• _Your objective_
Without changing a character, return the entries, but not the images they hold.

• _The records_
- - - - -

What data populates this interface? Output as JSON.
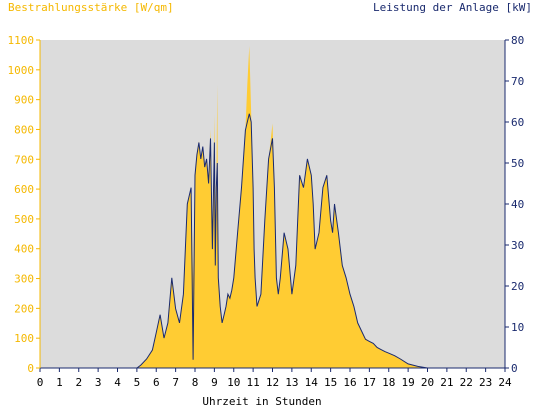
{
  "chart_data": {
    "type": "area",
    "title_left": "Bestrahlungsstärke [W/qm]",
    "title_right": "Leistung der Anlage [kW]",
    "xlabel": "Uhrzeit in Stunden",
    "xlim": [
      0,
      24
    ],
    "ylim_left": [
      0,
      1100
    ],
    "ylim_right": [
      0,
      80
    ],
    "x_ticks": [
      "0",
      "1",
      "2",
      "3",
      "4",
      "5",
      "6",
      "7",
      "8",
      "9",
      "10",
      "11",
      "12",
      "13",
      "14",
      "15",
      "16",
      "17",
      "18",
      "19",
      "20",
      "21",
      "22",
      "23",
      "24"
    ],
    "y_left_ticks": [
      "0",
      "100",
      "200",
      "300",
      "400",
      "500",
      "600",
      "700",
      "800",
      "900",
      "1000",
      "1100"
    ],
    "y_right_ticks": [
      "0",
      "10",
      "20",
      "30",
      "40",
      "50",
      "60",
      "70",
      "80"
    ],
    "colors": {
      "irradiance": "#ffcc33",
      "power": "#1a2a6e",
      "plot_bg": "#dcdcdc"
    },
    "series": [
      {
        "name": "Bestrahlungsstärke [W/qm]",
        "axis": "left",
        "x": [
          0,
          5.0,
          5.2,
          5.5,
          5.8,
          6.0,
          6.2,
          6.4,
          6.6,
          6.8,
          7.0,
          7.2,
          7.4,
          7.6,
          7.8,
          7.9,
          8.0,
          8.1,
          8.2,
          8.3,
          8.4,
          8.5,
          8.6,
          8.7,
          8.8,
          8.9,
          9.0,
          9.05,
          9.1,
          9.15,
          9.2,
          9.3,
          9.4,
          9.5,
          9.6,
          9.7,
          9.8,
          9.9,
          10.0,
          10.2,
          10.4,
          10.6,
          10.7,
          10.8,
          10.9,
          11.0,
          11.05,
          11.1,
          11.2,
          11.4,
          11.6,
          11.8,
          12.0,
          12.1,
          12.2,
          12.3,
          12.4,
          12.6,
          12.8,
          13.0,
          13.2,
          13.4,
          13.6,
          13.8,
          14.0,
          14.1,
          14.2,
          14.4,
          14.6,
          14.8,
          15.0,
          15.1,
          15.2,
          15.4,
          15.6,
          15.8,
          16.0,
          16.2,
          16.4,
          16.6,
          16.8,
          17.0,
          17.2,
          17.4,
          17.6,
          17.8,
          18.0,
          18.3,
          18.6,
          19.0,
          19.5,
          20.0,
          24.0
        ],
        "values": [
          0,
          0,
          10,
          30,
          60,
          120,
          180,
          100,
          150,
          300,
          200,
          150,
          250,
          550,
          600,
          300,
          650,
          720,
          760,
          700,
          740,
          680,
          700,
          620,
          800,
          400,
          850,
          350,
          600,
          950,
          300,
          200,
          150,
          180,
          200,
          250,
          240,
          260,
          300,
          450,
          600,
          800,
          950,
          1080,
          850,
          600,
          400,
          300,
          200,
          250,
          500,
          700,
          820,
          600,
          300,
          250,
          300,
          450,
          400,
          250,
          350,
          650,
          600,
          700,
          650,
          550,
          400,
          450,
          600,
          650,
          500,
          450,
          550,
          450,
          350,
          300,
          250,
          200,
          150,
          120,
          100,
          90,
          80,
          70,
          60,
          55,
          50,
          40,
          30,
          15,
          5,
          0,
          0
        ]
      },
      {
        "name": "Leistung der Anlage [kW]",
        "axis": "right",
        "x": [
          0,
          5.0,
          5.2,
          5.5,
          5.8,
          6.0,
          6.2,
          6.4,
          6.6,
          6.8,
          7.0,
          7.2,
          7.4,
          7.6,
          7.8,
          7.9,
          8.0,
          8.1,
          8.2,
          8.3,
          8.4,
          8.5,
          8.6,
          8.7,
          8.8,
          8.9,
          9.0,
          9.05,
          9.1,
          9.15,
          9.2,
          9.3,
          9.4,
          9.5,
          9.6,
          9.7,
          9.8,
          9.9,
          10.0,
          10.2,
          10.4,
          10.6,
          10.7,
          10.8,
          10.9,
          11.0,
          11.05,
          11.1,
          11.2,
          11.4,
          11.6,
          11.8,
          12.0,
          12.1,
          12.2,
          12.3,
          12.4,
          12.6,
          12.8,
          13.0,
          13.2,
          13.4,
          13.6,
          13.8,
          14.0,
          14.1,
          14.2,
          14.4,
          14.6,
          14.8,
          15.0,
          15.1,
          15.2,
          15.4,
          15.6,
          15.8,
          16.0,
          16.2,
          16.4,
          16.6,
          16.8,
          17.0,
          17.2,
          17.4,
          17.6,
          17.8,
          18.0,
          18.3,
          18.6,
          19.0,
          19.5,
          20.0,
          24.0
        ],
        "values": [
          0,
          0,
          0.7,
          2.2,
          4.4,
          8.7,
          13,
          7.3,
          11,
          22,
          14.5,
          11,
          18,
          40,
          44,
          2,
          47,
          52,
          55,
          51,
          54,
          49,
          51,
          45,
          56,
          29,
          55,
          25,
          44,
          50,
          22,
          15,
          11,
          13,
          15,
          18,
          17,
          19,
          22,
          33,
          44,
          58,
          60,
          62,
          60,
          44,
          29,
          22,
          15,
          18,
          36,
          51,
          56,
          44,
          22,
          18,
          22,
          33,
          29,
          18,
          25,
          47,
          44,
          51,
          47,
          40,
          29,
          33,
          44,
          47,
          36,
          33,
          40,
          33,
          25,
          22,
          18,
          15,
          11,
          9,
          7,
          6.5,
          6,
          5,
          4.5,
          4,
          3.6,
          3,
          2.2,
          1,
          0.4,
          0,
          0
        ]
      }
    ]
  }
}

- - - - -

• _Task output_
What data populates this interface? Output as JSON.
{
  "chart_data": {
    "type": "area",
    "title_left": "Bestrahlungsstärke [W/qm]",
    "title_right": "Leistung der Anlage [kW]",
    "xlabel": "Uhrzeit in Stunden",
    "xlim": [
      0,
      24
    ],
    "ylim_left": [
      0,
      1100
    ],
    "ylim_right": [
      0,
      80
    ],
    "x_ticks": [
      "0",
      "1",
      "2",
      "3",
      "4",
      "5",
      "6",
      "7",
      "8",
      "9",
      "10",
      "11",
      "12",
      "13",
      "14",
      "15",
      "16",
      "17",
      "18",
      "19",
      "20",
      "21",
      "22",
      "23",
      "24"
    ],
    "y_left_ticks": [
      "0",
      "100",
      "200",
      "300",
      "400",
      "500",
      "600",
      "700",
      "800",
      "900",
      "1000",
      "1100"
    ],
    "y_right_ticks": [
      "0",
      "10",
      "20",
      "30",
      "40",
      "50",
      "60",
      "70",
      "80"
    ],
    "colors": {
      "irradiance": "#ffcc33",
      "power": "#1a2a6e",
      "plot_bg": "#dcdcdc"
    },
    "series": [
      {
        "name": "Bestrahlungsstärke [W/qm]",
        "axis": "left",
        "x": [
          0,
          5.0,
          5.2,
          5.5,
          5.8,
          6.0,
          6.2,
          6.4,
          6.6,
          6.8,
          7.0,
          7.2,
          7.4,
          7.6,
          7.8,
          7.9,
          8.0,
          8.1,
          8.2,
          8.3,
          8.4,
          8.5,
          8.6,
          8.7,
          8.8,
          8.9,
          9.0,
          9.05,
          9.1,
          9.15,
          9.2,
          9.3,
          9.4,
          9.5,
          9.6,
          9.7,
          9.8,
          9.9,
          10.0,
          10.2,
          10.4,
          10.6,
          10.7,
          10.8,
          10.9,
          11.0,
          11.05,
          11.1,
          11.2,
          11.4,
          11.6,
          11.8,
          12.0,
          12.1,
          12.2,
          12.3,
          12.4,
          12.6,
          12.8,
          13.0,
          13.2,
          13.4,
          13.6,
          13.8,
          14.0,
          14.1,
          14.2,
          14.4,
          14.6,
          14.8,
          15.0,
          15.1,
          15.2,
          15.4,
          15.6,
          15.8,
          16.0,
          16.2,
          16.4,
          16.6,
          16.8,
          17.0,
          17.2,
          17.4,
          17.6,
          17.8,
          18.0,
          18.3,
          18.6,
          19.0,
          19.5,
          20.0,
          24.0
        ],
        "values": [
          0,
          0,
          10,
          30,
          60,
          120,
          180,
          100,
          150,
          300,
          200,
          150,
          250,
          550,
          600,
          300,
          650,
          720,
          760,
          700,
          740,
          680,
          700,
          620,
          800,
          400,
          850,
          350,
          600,
          950,
          300,
          200,
          150,
          180,
          200,
          250,
          240,
          260,
          300,
          450,
          600,
          800,
          950,
          1080,
          850,
          600,
          400,
          300,
          200,
          250,
          500,
          700,
          820,
          600,
          300,
          250,
          300,
          450,
          400,
          250,
          350,
          650,
          600,
          700,
          650,
          550,
          400,
          450,
          600,
          650,
          500,
          450,
          550,
          450,
          350,
          300,
          250,
          200,
          150,
          120,
          100,
          90,
          80,
          70,
          60,
          55,
          50,
          40,
          30,
          15,
          5,
          0,
          0
        ]
      },
      {
        "name": "Leistung der Anlage [kW]",
        "axis": "right",
        "x": [
          0,
          5.0,
          5.2,
          5.5,
          5.8,
          6.0,
          6.2,
          6.4,
          6.6,
          6.8,
          7.0,
          7.2,
          7.4,
          7.6,
          7.8,
          7.9,
          8.0,
          8.1,
          8.2,
          8.3,
          8.4,
          8.5,
          8.6,
          8.7,
          8.8,
          8.9,
          9.0,
          9.05,
          9.1,
          9.15,
          9.2,
          9.3,
          9.4,
          9.5,
          9.6,
          9.7,
          9.8,
          9.9,
          10.0,
          10.2,
          10.4,
          10.6,
          10.7,
          10.8,
          10.9,
          11.0,
          11.05,
          11.1,
          11.2,
          11.4,
          11.6,
          11.8,
          12.0,
          12.1,
          12.2,
          12.3,
          12.4,
          12.6,
          12.8,
          13.0,
          13.2,
          13.4,
          13.6,
          13.8,
          14.0,
          14.1,
          14.2,
          14.4,
          14.6,
          14.8,
          15.0,
          15.1,
          15.2,
          15.4,
          15.6,
          15.8,
          16.0,
          16.2,
          16.4,
          16.6,
          16.8,
          17.0,
          17.2,
          17.4,
          17.6,
          17.8,
          18.0,
          18.3,
          18.6,
          19.0,
          19.5,
          20.0,
          24.0
        ],
        "values": [
          0,
          0,
          0.7,
          2.2,
          4.4,
          8.7,
          13,
          7.3,
          11,
          22,
          14.5,
          11,
          18,
          40,
          44,
          2,
          47,
          52,
          55,
          51,
          54,
          49,
          51,
          45,
          56,
          29,
          55,
          25,
          44,
          50,
          22,
          15,
          11,
          13,
          15,
          18,
          17,
          19,
          22,
          33,
          44,
          58,
          60,
          62,
          60,
          44,
          29,
          22,
          15,
          18,
          36,
          51,
          56,
          44,
          22,
          18,
          22,
          33,
          29,
          18,
          25,
          47,
          44,
          51,
          47,
          40,
          29,
          33,
          44,
          47,
          36,
          33,
          40,
          33,
          25,
          22,
          18,
          15,
          11,
          9,
          7,
          6.5,
          6,
          5,
          4.5,
          4,
          3.6,
          3,
          2.2,
          1,
          0.4,
          0,
          0
        ]
      }
    ]
  }
}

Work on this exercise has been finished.